> ASSIGNED TASK:
The answer must consist of every line from the data that holds "summary".

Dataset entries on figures
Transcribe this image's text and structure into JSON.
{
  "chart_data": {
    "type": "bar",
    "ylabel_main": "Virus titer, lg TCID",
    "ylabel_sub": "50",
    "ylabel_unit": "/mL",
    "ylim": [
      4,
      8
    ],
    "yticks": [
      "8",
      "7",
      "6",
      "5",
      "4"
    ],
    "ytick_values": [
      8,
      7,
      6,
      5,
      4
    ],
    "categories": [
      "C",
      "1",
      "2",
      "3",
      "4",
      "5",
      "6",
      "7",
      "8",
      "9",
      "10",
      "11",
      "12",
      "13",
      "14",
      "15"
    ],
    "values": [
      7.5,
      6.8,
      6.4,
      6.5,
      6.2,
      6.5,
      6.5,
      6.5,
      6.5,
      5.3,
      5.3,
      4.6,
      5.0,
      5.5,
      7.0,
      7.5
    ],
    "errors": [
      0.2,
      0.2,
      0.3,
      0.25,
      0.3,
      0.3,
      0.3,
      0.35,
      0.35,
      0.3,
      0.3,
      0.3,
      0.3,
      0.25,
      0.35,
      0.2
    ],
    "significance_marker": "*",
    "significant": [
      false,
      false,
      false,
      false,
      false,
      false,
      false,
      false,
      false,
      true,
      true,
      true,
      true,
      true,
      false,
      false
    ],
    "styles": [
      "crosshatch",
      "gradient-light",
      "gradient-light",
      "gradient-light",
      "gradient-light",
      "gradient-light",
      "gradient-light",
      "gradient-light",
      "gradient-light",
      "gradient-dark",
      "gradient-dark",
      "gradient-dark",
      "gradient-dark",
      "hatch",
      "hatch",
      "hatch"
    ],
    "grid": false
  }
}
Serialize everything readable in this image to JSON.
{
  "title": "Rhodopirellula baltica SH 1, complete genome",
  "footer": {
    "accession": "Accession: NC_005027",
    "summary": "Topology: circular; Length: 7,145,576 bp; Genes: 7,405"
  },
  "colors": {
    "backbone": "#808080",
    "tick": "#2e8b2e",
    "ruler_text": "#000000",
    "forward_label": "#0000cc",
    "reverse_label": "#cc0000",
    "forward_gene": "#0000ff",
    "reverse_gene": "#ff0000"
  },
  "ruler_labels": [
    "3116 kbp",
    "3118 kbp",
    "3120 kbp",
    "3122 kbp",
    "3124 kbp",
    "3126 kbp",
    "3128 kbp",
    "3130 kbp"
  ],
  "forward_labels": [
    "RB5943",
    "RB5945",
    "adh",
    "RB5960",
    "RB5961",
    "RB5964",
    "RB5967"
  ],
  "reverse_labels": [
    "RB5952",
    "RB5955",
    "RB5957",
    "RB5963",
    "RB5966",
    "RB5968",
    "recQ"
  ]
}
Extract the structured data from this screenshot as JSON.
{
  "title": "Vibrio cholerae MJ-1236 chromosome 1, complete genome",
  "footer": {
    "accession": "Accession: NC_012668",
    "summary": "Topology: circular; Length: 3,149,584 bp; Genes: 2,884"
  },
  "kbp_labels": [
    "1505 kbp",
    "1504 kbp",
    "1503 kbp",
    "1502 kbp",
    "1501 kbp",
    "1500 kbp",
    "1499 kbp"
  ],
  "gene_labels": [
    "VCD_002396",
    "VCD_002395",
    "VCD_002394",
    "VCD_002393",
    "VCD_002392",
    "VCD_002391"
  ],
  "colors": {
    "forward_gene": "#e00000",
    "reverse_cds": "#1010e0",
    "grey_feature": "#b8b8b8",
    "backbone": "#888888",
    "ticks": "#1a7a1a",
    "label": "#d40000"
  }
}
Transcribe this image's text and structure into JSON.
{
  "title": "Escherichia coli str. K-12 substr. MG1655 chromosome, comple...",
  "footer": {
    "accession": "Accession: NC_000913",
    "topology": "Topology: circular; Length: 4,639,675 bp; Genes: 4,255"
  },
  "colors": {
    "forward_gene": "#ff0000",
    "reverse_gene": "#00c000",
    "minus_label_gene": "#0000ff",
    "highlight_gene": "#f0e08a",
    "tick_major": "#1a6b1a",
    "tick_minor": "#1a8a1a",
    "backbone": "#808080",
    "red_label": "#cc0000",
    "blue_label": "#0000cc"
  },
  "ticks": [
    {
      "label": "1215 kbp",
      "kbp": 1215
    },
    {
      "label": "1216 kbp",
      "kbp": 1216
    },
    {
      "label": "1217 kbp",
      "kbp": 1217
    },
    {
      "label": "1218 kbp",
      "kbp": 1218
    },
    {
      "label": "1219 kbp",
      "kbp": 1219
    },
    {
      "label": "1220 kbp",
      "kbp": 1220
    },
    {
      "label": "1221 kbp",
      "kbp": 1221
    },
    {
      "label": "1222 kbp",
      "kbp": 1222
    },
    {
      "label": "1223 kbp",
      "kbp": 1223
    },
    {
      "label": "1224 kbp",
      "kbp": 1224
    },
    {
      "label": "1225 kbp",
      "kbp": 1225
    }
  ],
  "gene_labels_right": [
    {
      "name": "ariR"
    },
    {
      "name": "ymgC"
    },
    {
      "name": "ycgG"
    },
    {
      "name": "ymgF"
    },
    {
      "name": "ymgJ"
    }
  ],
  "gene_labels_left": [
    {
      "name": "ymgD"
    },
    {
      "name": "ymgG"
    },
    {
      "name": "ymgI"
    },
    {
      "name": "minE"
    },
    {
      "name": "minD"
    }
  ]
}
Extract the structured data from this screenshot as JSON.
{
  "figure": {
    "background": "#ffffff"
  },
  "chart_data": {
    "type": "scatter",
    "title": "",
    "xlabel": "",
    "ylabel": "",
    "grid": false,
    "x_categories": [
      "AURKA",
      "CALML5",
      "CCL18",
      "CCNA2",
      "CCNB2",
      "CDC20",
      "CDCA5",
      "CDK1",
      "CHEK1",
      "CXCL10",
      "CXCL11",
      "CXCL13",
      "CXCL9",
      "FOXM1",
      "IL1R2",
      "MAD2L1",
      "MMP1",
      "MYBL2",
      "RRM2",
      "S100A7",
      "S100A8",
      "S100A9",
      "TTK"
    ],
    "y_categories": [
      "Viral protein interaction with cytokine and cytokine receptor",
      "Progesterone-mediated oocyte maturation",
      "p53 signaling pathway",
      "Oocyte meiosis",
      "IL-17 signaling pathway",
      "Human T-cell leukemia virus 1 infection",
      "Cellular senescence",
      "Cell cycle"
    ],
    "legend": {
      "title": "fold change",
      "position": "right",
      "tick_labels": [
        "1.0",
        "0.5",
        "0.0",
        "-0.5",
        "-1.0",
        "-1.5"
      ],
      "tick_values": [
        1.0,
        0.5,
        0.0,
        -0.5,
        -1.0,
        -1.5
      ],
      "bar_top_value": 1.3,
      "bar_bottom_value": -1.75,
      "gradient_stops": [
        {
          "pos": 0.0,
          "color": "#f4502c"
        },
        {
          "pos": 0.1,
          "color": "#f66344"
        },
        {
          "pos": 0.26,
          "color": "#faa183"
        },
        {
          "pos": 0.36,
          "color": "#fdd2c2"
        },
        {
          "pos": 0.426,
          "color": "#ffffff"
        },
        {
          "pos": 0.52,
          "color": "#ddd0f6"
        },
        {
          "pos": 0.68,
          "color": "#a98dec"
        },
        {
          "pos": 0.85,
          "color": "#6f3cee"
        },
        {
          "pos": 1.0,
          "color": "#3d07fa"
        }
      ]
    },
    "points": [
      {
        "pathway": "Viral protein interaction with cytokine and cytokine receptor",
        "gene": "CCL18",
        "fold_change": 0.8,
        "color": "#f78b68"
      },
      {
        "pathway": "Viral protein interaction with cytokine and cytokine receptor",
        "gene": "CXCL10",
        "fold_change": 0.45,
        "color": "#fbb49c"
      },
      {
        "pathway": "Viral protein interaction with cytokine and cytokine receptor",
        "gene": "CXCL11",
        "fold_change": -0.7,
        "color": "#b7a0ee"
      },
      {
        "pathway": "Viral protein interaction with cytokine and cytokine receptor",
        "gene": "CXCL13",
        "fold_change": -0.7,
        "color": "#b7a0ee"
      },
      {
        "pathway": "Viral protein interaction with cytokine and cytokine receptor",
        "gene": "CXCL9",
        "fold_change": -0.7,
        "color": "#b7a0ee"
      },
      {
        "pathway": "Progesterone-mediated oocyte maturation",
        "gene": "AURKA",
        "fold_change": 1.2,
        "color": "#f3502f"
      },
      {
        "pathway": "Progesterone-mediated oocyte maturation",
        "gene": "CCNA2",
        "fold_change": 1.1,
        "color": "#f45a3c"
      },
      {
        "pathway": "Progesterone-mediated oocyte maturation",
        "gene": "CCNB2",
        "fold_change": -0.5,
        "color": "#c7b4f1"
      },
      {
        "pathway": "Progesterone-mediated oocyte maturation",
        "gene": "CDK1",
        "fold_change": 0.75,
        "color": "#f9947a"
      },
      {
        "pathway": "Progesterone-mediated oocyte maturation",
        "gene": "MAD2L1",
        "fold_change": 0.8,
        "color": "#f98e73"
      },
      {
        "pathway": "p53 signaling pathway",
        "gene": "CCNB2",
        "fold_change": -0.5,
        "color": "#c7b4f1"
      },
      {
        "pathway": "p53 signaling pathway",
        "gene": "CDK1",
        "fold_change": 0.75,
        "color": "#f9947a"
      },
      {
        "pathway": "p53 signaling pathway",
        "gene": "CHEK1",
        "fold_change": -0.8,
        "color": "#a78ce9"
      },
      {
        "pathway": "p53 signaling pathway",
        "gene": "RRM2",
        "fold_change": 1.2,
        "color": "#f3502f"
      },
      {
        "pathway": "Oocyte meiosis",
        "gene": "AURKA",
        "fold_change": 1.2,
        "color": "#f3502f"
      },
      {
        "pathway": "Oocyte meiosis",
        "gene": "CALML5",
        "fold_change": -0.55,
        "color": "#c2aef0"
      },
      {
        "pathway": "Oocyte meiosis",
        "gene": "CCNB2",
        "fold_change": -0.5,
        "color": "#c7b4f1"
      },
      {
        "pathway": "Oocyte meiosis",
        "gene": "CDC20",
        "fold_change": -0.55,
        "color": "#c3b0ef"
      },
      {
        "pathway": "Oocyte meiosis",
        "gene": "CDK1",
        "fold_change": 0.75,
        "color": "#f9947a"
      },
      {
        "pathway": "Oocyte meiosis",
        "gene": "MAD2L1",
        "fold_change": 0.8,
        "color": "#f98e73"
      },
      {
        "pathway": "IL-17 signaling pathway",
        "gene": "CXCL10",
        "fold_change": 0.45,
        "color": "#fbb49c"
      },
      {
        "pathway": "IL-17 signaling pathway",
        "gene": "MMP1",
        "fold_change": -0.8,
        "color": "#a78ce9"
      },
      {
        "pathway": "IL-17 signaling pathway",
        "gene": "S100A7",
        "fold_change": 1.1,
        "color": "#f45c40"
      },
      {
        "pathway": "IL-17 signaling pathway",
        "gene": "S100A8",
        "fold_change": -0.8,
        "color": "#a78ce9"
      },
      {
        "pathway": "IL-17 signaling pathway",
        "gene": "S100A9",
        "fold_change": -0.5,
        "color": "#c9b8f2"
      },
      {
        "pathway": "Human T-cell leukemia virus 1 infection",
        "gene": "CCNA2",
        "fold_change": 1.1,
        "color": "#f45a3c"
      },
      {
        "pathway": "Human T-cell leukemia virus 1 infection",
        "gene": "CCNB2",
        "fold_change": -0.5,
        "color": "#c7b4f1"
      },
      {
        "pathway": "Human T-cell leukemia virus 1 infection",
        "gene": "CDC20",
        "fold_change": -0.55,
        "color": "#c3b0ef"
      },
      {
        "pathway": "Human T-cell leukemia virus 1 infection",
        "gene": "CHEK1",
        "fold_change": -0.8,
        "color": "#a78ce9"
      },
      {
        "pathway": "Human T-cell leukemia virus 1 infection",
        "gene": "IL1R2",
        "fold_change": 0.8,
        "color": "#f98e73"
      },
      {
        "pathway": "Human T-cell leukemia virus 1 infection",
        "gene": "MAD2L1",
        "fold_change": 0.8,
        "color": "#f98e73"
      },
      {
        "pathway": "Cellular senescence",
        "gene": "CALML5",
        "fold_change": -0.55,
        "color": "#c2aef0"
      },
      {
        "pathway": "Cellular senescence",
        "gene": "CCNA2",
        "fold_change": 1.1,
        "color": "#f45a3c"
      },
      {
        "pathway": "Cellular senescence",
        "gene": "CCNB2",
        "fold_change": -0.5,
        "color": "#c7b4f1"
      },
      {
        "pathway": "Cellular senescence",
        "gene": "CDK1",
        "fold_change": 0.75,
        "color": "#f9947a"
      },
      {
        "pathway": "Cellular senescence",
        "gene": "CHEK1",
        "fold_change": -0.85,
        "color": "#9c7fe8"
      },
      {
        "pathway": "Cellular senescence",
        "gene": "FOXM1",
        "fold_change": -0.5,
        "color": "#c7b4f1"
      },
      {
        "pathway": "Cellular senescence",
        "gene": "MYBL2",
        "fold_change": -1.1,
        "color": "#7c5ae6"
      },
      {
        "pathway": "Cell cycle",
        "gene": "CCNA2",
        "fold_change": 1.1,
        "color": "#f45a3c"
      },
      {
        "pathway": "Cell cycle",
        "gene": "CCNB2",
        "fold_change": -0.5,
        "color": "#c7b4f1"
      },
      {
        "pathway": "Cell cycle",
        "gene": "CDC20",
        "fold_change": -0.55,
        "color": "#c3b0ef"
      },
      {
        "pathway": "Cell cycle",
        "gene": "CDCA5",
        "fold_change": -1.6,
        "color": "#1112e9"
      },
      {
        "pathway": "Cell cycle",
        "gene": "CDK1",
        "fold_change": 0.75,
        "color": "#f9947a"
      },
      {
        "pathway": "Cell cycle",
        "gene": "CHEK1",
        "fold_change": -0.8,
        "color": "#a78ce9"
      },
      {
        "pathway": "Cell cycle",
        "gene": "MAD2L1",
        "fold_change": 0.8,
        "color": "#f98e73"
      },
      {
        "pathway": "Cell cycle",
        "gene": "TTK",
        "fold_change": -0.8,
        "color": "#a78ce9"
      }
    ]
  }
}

> RESPONSE AREA:
    "summary": "Topology: circular; Length: 7,145,576 bp; Genes: 7,405"
    "summary": "Topology: circular; Length: 3,149,584 bp; Genes: 2,884"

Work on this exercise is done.